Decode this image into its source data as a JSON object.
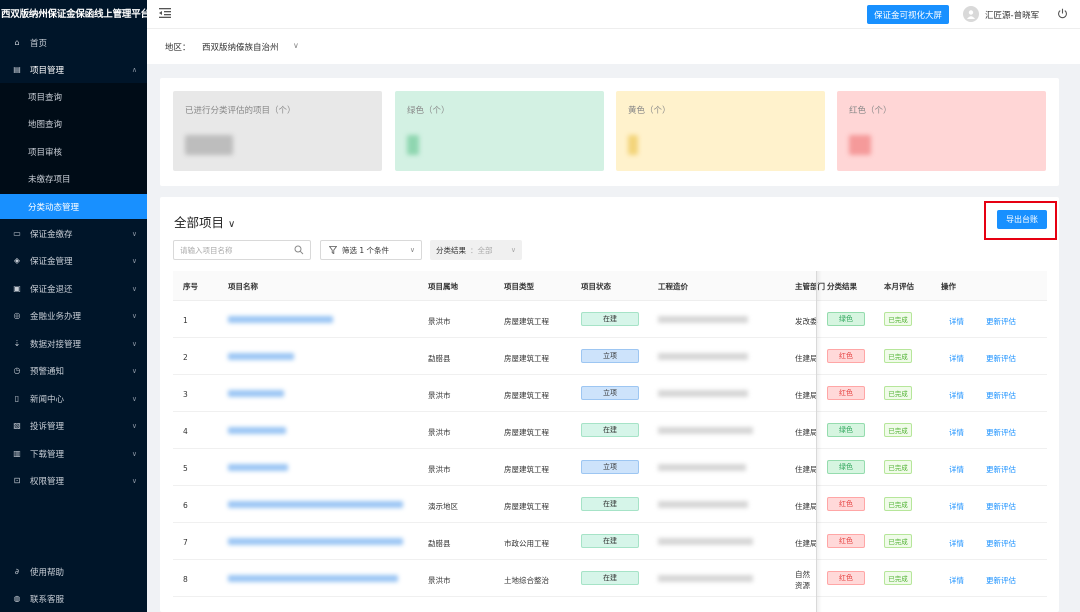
{
  "app": {
    "title": "西双版纳州保证金保函线上管理平台"
  },
  "header": {
    "screen_button": "保证金可视化大屏",
    "username": "汇匠源-曾晓军"
  },
  "sidebar": {
    "items": [
      {
        "label": "首页",
        "icon": "home-icon"
      },
      {
        "label": "项目管理",
        "icon": "project-icon"
      },
      {
        "label": "保证金缴存",
        "icon": "deposit-icon"
      },
      {
        "label": "保证金管理",
        "icon": "guarantee-icon"
      },
      {
        "label": "保证金退还",
        "icon": "refund-icon"
      },
      {
        "label": "金融业务办理",
        "icon": "finance-icon"
      },
      {
        "label": "数据对接管理",
        "icon": "data-icon"
      },
      {
        "label": "预警通知",
        "icon": "warning-icon"
      },
      {
        "label": "新闻中心",
        "icon": "news-icon"
      },
      {
        "label": "投诉管理",
        "icon": "complaint-icon"
      },
      {
        "label": "下载管理",
        "icon": "download-icon"
      },
      {
        "label": "权限管理",
        "icon": "lock-icon"
      }
    ],
    "sub_items": [
      "项目查询",
      "地图查询",
      "项目审核",
      "未缴存项目",
      "分类动态管理"
    ],
    "bottom": [
      {
        "label": "使用帮助",
        "icon": "help-icon"
      },
      {
        "label": "联系客服",
        "icon": "service-icon"
      }
    ]
  },
  "region": {
    "label": "地区：",
    "value": "西双版纳傣族自治州"
  },
  "stats": {
    "total_label": "已进行分类评估的项目（个）",
    "green_label": "绿色（个）",
    "yellow_label": "黄色（个）",
    "red_label": "红色（个）"
  },
  "panel": {
    "title": "全部项目",
    "export_button": "导出台账",
    "search_placeholder": "请输入项目名称",
    "filter_label": "筛选 1 个条件",
    "class_label": "分类结果",
    "class_value": "：全部"
  },
  "table": {
    "headers": [
      "序号",
      "项目名称",
      "项目属地",
      "项目类型",
      "项目状态",
      "工程造价",
      "主管部门",
      "分类结果",
      "本月评估",
      "操作"
    ],
    "rows": [
      {
        "no": "1",
        "location": "景洪市",
        "type": "房屋建筑工程",
        "status": "在建",
        "dept": "发改委",
        "result": "绿色",
        "monthly": "已完成"
      },
      {
        "no": "2",
        "location": "勐腊县",
        "type": "房屋建筑工程",
        "status": "立项",
        "dept": "住建局",
        "result": "红色",
        "monthly": "已完成"
      },
      {
        "no": "3",
        "location": "景洪市",
        "type": "房屋建筑工程",
        "status": "立项",
        "dept": "住建局",
        "result": "红色",
        "monthly": "已完成"
      },
      {
        "no": "4",
        "location": "景洪市",
        "type": "房屋建筑工程",
        "status": "在建",
        "dept": "住建局",
        "result": "绿色",
        "monthly": "已完成"
      },
      {
        "no": "5",
        "location": "景洪市",
        "type": "房屋建筑工程",
        "status": "立项",
        "dept": "住建局",
        "result": "绿色",
        "monthly": "已完成"
      },
      {
        "no": "6",
        "location": "演示地区",
        "type": "房屋建筑工程",
        "status": "在建",
        "dept": "住建局",
        "result": "红色",
        "monthly": "已完成"
      },
      {
        "no": "7",
        "location": "勐腊县",
        "type": "市政公用工程",
        "status": "在建",
        "dept": "住建局",
        "result": "红色",
        "monthly": "已完成"
      },
      {
        "no": "8",
        "location": "景洪市",
        "type": "土地综合整治",
        "status": "在建",
        "dept": "自然资源局",
        "result": "红色",
        "monthly": "已完成"
      }
    ],
    "op_detail": "详情",
    "op_update": "更新评估"
  },
  "colors": {
    "primary": "#1890ff",
    "sidebar": "#001529",
    "highlight": "#e60012"
  }
}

**YOUR GOAL**
Give only the number of lines in the material above that hold the word "data".

**REPLY**
2